- **SCHRIFTLICHE AUFGABE**: Gib das folgende Material Zeile für Zeile unverändert wieder.

- **AUSGELESENE DATENSÄTZE**:
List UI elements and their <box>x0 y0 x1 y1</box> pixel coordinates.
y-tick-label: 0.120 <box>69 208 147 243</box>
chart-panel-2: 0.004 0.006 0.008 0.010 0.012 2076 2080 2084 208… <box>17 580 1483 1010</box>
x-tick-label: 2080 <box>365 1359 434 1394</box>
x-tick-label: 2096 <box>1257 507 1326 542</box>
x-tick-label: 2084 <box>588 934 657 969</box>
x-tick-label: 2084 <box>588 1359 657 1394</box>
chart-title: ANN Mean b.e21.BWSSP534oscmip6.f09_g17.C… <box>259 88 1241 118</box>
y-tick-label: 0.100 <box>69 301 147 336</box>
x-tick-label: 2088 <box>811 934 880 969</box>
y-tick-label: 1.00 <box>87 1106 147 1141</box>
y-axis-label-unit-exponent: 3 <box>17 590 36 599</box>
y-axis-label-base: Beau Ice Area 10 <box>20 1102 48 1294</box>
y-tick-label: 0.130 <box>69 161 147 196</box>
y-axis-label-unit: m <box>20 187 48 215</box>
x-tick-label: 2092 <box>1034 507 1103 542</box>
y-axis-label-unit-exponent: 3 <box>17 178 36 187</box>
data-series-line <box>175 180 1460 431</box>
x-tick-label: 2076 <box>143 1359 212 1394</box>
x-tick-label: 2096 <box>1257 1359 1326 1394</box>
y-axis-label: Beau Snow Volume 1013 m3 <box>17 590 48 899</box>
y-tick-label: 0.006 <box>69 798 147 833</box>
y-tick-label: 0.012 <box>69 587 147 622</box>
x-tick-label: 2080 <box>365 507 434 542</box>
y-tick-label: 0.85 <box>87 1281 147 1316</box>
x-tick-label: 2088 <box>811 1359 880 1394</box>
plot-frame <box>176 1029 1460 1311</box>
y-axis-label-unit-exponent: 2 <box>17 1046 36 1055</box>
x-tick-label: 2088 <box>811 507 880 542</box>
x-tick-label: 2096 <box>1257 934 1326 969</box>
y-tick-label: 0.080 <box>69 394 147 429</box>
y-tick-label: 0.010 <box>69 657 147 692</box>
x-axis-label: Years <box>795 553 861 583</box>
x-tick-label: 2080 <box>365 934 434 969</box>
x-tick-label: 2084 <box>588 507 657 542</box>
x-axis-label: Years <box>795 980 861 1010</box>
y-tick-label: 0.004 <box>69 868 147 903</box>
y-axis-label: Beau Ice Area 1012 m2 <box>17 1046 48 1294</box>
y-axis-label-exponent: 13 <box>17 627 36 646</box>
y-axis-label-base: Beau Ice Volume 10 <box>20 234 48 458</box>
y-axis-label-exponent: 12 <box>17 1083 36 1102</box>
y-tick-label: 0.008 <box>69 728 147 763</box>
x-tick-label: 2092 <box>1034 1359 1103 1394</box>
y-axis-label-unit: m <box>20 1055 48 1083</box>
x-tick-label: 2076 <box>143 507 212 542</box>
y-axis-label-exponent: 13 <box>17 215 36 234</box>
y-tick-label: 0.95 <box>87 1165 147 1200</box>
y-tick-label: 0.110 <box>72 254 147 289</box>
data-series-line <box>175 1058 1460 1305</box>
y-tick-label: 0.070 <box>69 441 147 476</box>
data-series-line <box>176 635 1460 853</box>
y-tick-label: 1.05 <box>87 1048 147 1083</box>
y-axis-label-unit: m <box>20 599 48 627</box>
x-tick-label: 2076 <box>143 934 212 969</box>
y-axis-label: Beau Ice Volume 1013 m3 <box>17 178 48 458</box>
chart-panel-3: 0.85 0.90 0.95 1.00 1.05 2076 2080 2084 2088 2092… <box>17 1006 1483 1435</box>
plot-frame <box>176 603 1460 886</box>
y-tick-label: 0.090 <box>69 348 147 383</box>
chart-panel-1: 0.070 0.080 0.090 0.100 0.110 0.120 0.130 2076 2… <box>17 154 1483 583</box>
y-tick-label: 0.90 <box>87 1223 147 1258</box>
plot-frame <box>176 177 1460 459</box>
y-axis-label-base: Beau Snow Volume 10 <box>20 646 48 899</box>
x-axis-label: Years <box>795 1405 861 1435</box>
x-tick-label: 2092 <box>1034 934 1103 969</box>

- **ANTWORT ZUR AUFGABE**:
List UI elements and their <box>x0 y0 x1 y1</box> pixel coordinates.
y-tick-label: 0.120 <box>69 208 147 243</box>
chart-panel-2: 0.004 0.006 0.008 0.010 0.012 2076 2080 2084 208… <box>17 580 1483 1010</box>
x-tick-label: 2080 <box>365 1359 434 1394</box>
x-tick-label: 2096 <box>1257 507 1326 542</box>
x-tick-label: 2084 <box>588 934 657 969</box>
x-tick-label: 2084 <box>588 1359 657 1394</box>
chart-title: ANN Mean b.e21.BWSSP534oscmip6.f09_g17.C… <box>259 88 1241 118</box>
y-tick-label: 0.100 <box>69 301 147 336</box>
x-tick-label: 2088 <box>811 934 880 969</box>
y-tick-label: 1.00 <box>87 1106 147 1141</box>
y-axis-label-unit-exponent: 3 <box>17 590 36 599</box>
y-axis-label-base: Beau Ice Area 10 <box>20 1102 48 1294</box>
y-tick-label: 0.130 <box>69 161 147 196</box>
y-axis-label-unit: m <box>20 187 48 215</box>
x-tick-label: 2092 <box>1034 507 1103 542</box>
y-axis-label-unit-exponent: 3 <box>17 178 36 187</box>
data-series-line <box>175 180 1460 431</box>
x-tick-label: 2076 <box>143 1359 212 1394</box>
x-tick-label: 2096 <box>1257 1359 1326 1394</box>
y-axis-label: Beau Snow Volume 1013 m3 <box>17 590 48 899</box>
y-tick-label: 0.006 <box>69 798 147 833</box>
y-tick-label: 0.012 <box>69 587 147 622</box>
x-tick-label: 2080 <box>365 507 434 542</box>
y-tick-label: 0.85 <box>87 1281 147 1316</box>
x-tick-label: 2088 <box>811 1359 880 1394</box>
plot-frame <box>176 1029 1460 1311</box>
y-axis-label-unit-exponent: 2 <box>17 1046 36 1055</box>
x-tick-label: 2088 <box>811 507 880 542</box>
x-tick-label: 2096 <box>1257 934 1326 969</box>
y-tick-label: 0.080 <box>69 394 147 429</box>
y-tick-label: 0.010 <box>69 657 147 692</box>
x-axis-label: Years <box>795 553 861 583</box>
x-tick-label: 2080 <box>365 934 434 969</box>
x-tick-label: 2084 <box>588 507 657 542</box>
x-axis-label: Years <box>795 980 861 1010</box>
y-tick-label: 0.004 <box>69 868 147 903</box>
y-axis-label: Beau Ice Area 1012 m2 <box>17 1046 48 1294</box>
y-axis-label-exponent: 13 <box>17 627 36 646</box>
y-axis-label-base: Beau Ice Volume 10 <box>20 234 48 458</box>
y-axis-label-exponent: 12 <box>17 1083 36 1102</box>
y-tick-label: 0.008 <box>69 728 147 763</box>
x-tick-label: 2092 <box>1034 1359 1103 1394</box>
y-axis-label-unit: m <box>20 1055 48 1083</box>
x-tick-label: 2076 <box>143 507 212 542</box>
y-axis-label-exponent: 13 <box>17 215 36 234</box>
y-tick-label: 0.95 <box>87 1165 147 1200</box>
y-tick-label: 0.110 <box>72 254 147 289</box>
data-series-line <box>175 1058 1460 1305</box>
y-tick-label: 0.070 <box>69 441 147 476</box>
data-series-line <box>176 635 1460 853</box>
y-tick-label: 1.05 <box>87 1048 147 1083</box>
y-axis-label-unit: m <box>20 599 48 627</box>
x-tick-label: 2076 <box>143 934 212 969</box>
y-axis-label: Beau Ice Volume 1013 m3 <box>17 178 48 458</box>
chart-panel-3: 0.85 0.90 0.95 1.00 1.05 2076 2080 2084 2088 2092… <box>17 1006 1483 1435</box>
plot-frame <box>176 603 1460 886</box>
y-tick-label: 0.090 <box>69 348 147 383</box>
chart-panel-1: 0.070 0.080 0.090 0.100 0.110 0.120 0.130 2076 2… <box>17 154 1483 583</box>
y-tick-label: 0.90 <box>87 1223 147 1258</box>
plot-frame <box>176 177 1460 459</box>
y-axis-label-base: Beau Snow Volume 10 <box>20 646 48 899</box>
x-axis-label: Years <box>795 1405 861 1435</box>
x-tick-label: 2092 <box>1034 934 1103 969</box>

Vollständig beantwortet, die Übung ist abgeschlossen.